» **Exercise details**: Using the listing below, report all lines holding the word "subtitle".

» **Task material**:
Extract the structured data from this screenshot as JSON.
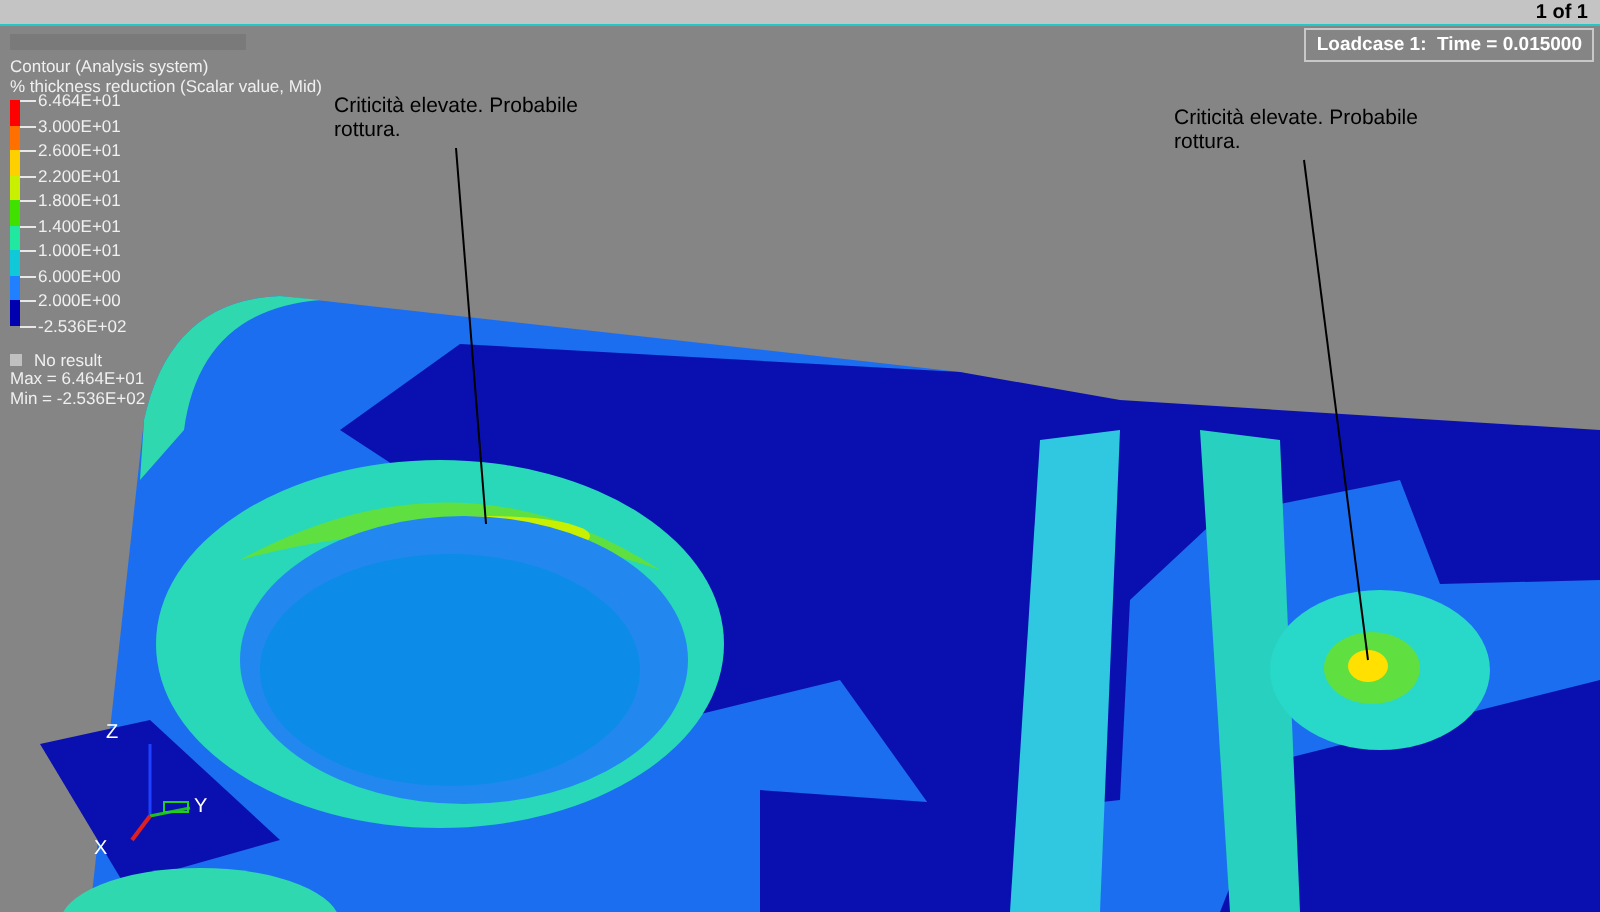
{
  "status_bar": {
    "page": "1 of 1"
  },
  "loadcase": "Loadcase 1:  Time = 0.015000",
  "legend": {
    "title": "Contour (Analysis system)",
    "subtitle": "% thickness reduction (Scalar value, Mid)",
    "levels": [
      {
        "value": "6.464E+01",
        "color": "#ff0000"
      },
      {
        "value": "3.000E+01",
        "color": "#ff7000"
      },
      {
        "value": "2.600E+01",
        "color": "#ffd000"
      },
      {
        "value": "2.200E+01",
        "color": "#c8f000"
      },
      {
        "value": "1.800E+01",
        "color": "#40e000"
      },
      {
        "value": "1.400E+01",
        "color": "#20e8a0"
      },
      {
        "value": "1.000E+01",
        "color": "#10c8d8"
      },
      {
        "value": "6.000E+00",
        "color": "#2080ff"
      },
      {
        "value": "2.000E+00",
        "color": "#0000b0"
      }
    ],
    "min_level": "-2.536E+02",
    "no_result": "No result",
    "max": "Max = 6.464E+01",
    "min": "Min = -2.536E+02"
  },
  "annotations": [
    {
      "text": "Criticità elevate. Probabile rottura."
    },
    {
      "text": "Criticità elevate. Probabile rottura."
    }
  ],
  "triad": {
    "z": "Z",
    "y": "Y",
    "x": "X"
  }
}
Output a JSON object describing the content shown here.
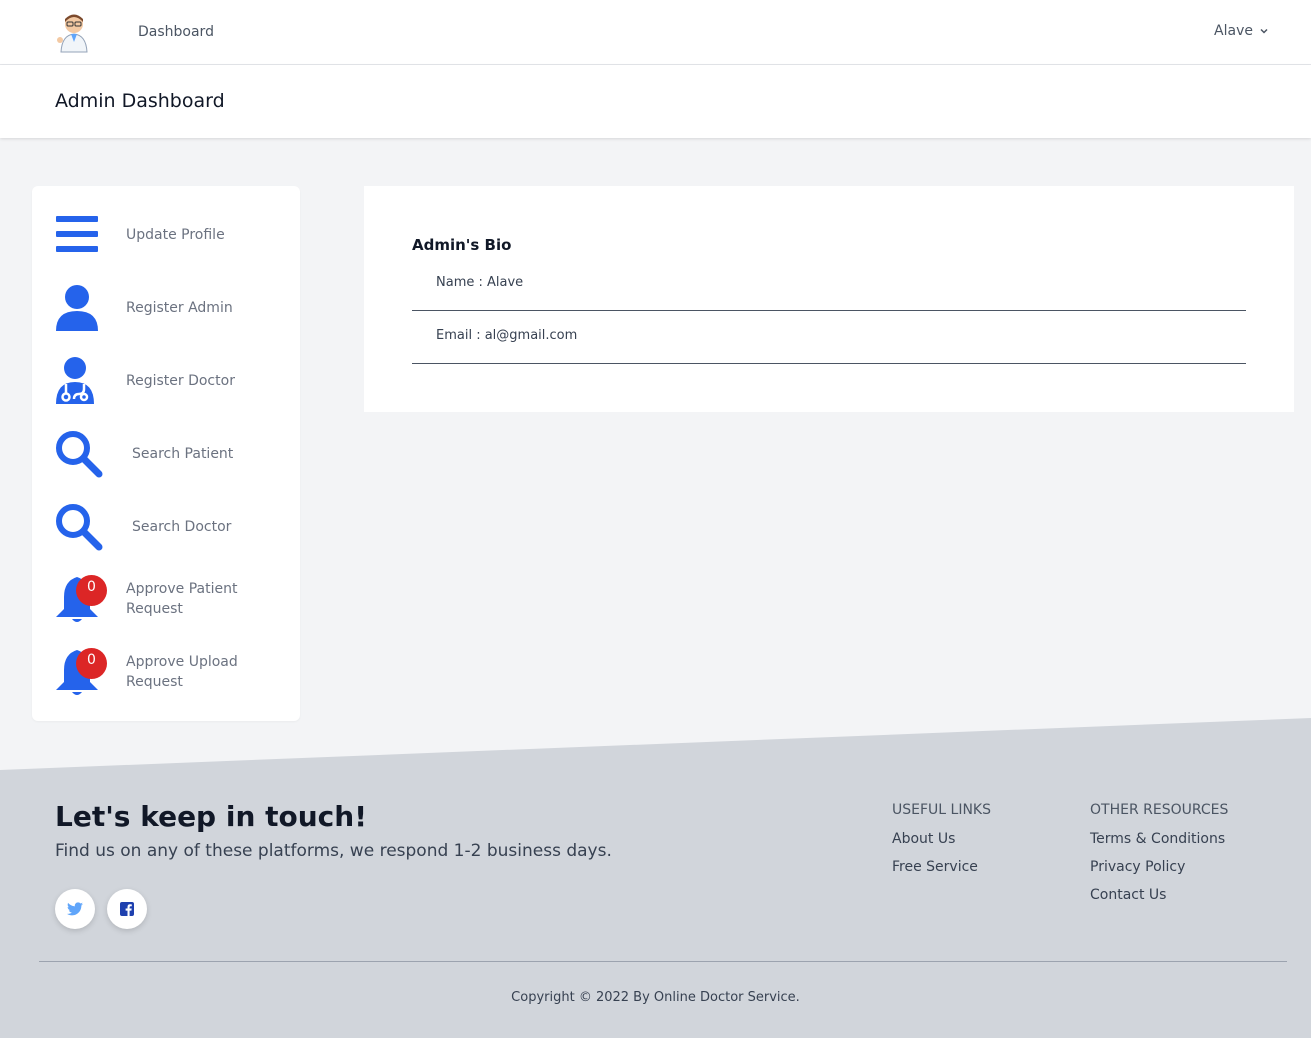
{
  "nav": {
    "dashboard_label": "Dashboard",
    "user_name": "Alave"
  },
  "header": {
    "title": "Admin Dashboard"
  },
  "sidebar": {
    "items": [
      {
        "label": "Update Profile",
        "icon": "menu-icon"
      },
      {
        "label": "Register Admin",
        "icon": "user-icon"
      },
      {
        "label": "Register Doctor",
        "icon": "doctor-icon"
      },
      {
        "label": "Search Patient",
        "icon": "search-icon"
      },
      {
        "label": "Search Doctor",
        "icon": "search-icon"
      },
      {
        "label": "Approve Patient Request",
        "line1": "Approve Patient",
        "line2": "Request",
        "icon": "bell-icon",
        "badge": "0"
      },
      {
        "label": "Approve Upload Request",
        "line1": "Approve Upload",
        "line2": "Request",
        "icon": "bell-icon",
        "badge": "0"
      }
    ]
  },
  "bio": {
    "title": "Admin's Bio",
    "name": "Name : Alave",
    "email": "Email : al@gmail.com"
  },
  "footer": {
    "title": "Let's keep in touch!",
    "subtitle": "Find us on any of these platforms, we respond 1-2 business days.",
    "social": [
      {
        "icon": "twitter-icon"
      },
      {
        "icon": "facebook-icon"
      }
    ],
    "useful_links": {
      "heading": "USEFUL LINKS",
      "links": [
        "About Us",
        "Free Service"
      ]
    },
    "other_resources": {
      "heading": "OTHER RESOURCES",
      "links": [
        "Terms & Conditions",
        "Privacy Policy",
        "Contact Us"
      ]
    },
    "copyright": "Copyright © 2022 By Online Doctor Service."
  },
  "colors": {
    "accent": "#2563eb",
    "badge": "#dc2626",
    "footer_bg": "#d1d5db",
    "page_bg": "#f3f4f6"
  }
}
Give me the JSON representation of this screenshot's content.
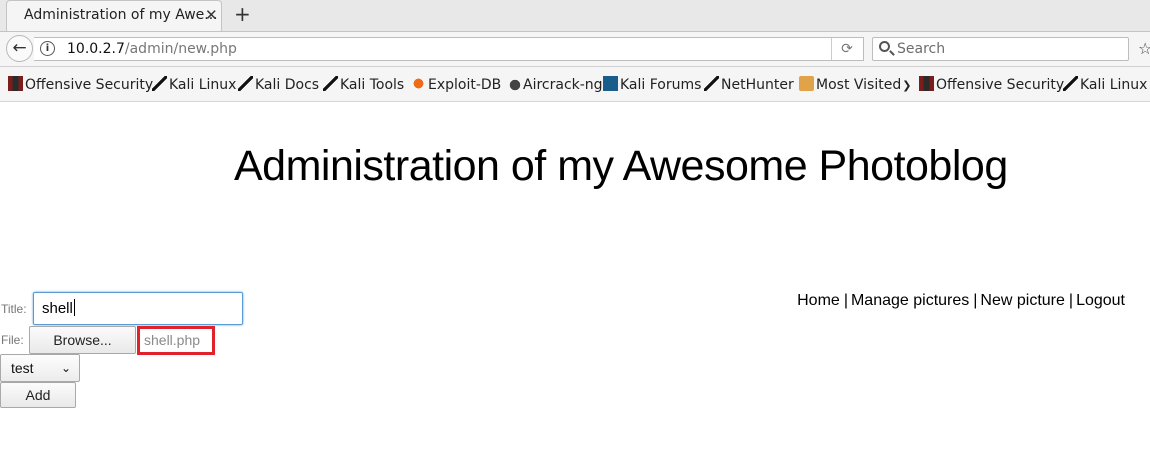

» **Response below**:
    "subtitle": "% thickness reduction (Scalar value, Mid)",
    "subtitle": "Find us on any of these platforms, we respond 1-2 business days.",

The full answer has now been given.